#### Exercise aim:
Scan the data below for the string "color". Copy every line where it appears.

#### Records shown:
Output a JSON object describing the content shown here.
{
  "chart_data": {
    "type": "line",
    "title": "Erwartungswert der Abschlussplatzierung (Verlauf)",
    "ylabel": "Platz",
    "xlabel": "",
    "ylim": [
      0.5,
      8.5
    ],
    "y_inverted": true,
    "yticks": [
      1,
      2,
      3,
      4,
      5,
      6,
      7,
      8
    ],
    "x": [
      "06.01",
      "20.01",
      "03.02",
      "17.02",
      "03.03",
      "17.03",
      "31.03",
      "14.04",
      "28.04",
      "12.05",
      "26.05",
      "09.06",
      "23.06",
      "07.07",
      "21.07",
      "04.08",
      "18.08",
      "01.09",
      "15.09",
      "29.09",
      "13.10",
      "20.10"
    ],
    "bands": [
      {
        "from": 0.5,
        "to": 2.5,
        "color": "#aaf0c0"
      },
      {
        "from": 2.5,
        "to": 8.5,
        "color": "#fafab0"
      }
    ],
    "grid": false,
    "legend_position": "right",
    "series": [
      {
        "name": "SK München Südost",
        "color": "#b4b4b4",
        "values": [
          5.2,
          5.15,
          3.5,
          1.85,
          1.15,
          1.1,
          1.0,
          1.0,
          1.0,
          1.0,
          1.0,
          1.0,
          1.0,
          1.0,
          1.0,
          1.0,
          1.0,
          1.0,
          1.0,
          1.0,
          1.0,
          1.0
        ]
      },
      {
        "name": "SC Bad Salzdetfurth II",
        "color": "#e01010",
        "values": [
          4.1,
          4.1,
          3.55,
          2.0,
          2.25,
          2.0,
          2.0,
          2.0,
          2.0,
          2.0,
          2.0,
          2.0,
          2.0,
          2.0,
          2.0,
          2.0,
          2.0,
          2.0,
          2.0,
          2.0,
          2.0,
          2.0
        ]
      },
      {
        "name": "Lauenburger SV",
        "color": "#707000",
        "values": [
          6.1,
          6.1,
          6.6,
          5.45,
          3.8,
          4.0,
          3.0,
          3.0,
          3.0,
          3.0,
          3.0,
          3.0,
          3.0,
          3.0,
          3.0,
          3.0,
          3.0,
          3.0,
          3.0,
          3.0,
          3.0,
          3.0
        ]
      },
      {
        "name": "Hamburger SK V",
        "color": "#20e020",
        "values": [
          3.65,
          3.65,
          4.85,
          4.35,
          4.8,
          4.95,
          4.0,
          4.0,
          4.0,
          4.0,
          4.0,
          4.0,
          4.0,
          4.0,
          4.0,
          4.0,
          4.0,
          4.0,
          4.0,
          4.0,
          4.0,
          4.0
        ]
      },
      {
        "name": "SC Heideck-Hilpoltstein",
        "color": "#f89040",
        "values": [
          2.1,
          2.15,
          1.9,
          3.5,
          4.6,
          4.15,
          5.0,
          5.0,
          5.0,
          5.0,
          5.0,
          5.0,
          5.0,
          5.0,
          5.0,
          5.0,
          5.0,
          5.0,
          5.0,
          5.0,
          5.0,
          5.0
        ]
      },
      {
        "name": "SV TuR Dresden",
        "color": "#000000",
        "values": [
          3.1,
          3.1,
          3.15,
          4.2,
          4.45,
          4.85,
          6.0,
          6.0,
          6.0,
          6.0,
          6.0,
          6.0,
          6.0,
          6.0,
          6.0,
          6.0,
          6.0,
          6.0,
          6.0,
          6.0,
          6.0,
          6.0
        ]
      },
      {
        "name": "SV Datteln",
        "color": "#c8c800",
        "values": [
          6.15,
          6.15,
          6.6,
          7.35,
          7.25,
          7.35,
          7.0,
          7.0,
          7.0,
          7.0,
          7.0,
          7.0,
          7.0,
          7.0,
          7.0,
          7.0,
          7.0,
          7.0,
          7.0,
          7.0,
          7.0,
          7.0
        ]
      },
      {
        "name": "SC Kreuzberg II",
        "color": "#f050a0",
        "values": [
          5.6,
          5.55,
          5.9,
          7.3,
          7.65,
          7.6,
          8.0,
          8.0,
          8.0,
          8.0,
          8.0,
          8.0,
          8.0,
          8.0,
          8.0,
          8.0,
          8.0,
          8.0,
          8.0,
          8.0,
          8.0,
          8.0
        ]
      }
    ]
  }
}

#### Result:
        "color": "#aaf0c0"
        "color": "#fafab0"
        "color": "#b4b4b4",
        "color": "#e01010",
        "color": "#707000",
        "color": "#20e020",
        "color": "#f89040",
        "color": "#000000",
        "color": "#c8c800",
        "color": "#f050a0",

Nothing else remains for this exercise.